- Stated task -
Output all of the data below exactly as given.

- Entries shown -
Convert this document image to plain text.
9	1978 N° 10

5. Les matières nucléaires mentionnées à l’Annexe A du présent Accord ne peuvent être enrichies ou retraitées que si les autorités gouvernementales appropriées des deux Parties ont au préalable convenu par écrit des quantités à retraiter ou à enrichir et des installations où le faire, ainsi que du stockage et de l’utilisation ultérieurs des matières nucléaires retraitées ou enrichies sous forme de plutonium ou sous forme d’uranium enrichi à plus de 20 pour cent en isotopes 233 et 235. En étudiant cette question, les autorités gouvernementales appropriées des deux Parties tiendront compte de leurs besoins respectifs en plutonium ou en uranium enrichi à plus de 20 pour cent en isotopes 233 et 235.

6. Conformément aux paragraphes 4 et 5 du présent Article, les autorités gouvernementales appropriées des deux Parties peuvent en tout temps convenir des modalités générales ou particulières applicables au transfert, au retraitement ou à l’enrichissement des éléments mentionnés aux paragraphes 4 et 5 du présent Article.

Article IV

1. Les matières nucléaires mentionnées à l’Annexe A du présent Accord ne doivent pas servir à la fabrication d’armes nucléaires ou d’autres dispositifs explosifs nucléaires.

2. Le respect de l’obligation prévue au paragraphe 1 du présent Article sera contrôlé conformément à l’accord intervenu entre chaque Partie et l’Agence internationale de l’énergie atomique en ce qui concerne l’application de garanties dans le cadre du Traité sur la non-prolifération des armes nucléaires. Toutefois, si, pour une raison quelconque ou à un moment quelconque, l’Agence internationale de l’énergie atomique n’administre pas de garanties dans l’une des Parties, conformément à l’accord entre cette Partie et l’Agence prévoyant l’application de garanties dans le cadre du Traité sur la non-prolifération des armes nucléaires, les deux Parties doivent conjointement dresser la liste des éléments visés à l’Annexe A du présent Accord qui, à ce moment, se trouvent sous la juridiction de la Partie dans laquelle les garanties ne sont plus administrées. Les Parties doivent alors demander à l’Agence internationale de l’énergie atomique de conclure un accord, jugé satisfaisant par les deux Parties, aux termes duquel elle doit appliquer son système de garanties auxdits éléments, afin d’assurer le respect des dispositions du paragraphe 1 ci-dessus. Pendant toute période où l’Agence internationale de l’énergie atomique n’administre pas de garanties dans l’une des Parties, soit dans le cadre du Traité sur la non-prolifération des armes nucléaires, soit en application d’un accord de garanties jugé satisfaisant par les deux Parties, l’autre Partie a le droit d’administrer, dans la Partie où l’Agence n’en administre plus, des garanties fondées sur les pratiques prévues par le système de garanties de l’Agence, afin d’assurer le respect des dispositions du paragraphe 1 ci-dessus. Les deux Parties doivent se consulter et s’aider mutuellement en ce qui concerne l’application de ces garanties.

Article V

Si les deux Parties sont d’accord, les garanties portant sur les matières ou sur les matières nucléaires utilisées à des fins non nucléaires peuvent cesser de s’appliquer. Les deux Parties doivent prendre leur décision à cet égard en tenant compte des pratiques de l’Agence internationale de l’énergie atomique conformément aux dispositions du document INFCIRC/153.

- Expected output -
Convert this document image to plain text.
9	1978 N° 10

5. Les matières nucléaires mentionnées à l’Annexe A du présent Accord ne peuvent être enrichies ou retraitées que si les autorités gouvernementales appropriées des deux Parties ont au préalable convenu par écrit des quantités à retraiter ou à enrichir et des installations où le faire, ainsi que du stockage et de l’utilisation ultérieurs des matières nucléaires retraitées ou enrichies sous forme de plutonium ou sous forme d’uranium enrichi à plus de 20 pour cent en isotopes 233 et 235. En étudiant cette question, les autorités gouvernementales appropriées des deux Parties tiendront compte de leurs besoins respectifs en plutonium ou en uranium enrichi à plus de 20 pour cent en isotopes 233 et 235.

6. Conformément aux paragraphes 4 et 5 du présent Article, les autorités gouvernementales appropriées des deux Parties peuvent en tout temps convenir des modalités générales ou particulières applicables au transfert, au retraitement ou à l’enrichissement des éléments mentionnés aux paragraphes 4 et 5 du présent Article.

Article IV

1. Les matières nucléaires mentionnées à l’Annexe A du présent Accord ne doivent pas servir à la fabrication d’armes nucléaires ou d’autres dispositifs explosifs nucléaires.

2. Le respect de l’obligation prévue au paragraphe 1 du présent Article sera contrôlé conformément à l’accord intervenu entre chaque Partie et l’Agence internationale de l’énergie atomique en ce qui concerne l’application de garanties dans le cadre du Traité sur la non-prolifération des armes nucléaires. Toutefois, si, pour une raison quelconque ou à un moment quelconque, l’Agence internationale de l’énergie atomique n’administre pas de garanties dans l’une des Parties, conformément à l’accord entre cette Partie et l’Agence prévoyant l’application de garanties dans le cadre du Traité sur la non-prolifération des armes nucléaires, les deux Parties doivent conjointement dresser la liste des éléments visés à l’Annexe A du présent Accord qui, à ce moment, se trouvent sous la juridiction de la Partie dans laquelle les garanties ne sont plus administrées. Les Parties doivent alors demander à l’Agence internationale de l’énergie atomique de conclure un accord, jugé satisfaisant par les deux Parties, aux termes duquel elle doit appliquer son système de garanties auxdits éléments, afin d’assurer le respect des dispositions du paragraphe 1 ci-dessus. Pendant toute période où l’Agence internationale de l’énergie atomique n’administre pas de garanties dans l’une des Parties, soit dans le cadre du Traité sur la non-prolifération des armes nucléaires, soit en application d’un accord de garanties jugé satisfaisant par les deux Parties, l’autre Partie a le droit d’administrer, dans la Partie où l’Agence n’en administre plus, des garanties fondées sur les pratiques prévues par le système de garanties de l’Agence, afin d’assurer le respect des dispositions du paragraphe 1 ci-dessus. Les deux Parties doivent se consulter et s’aider mutuellement en ce qui concerne l’application de ces garanties.

Article V

Si les deux Parties sont d’accord, les garanties portant sur les matières ou sur les matières nucléaires utilisées à des fins non nucléaires peuvent cesser de s’appliquer. Les deux Parties doivent prendre leur décision à cet égard en tenant compte des pratiques de l’Agence internationale de l’énergie atomique conformément aux dispositions du document INFCIRC/153.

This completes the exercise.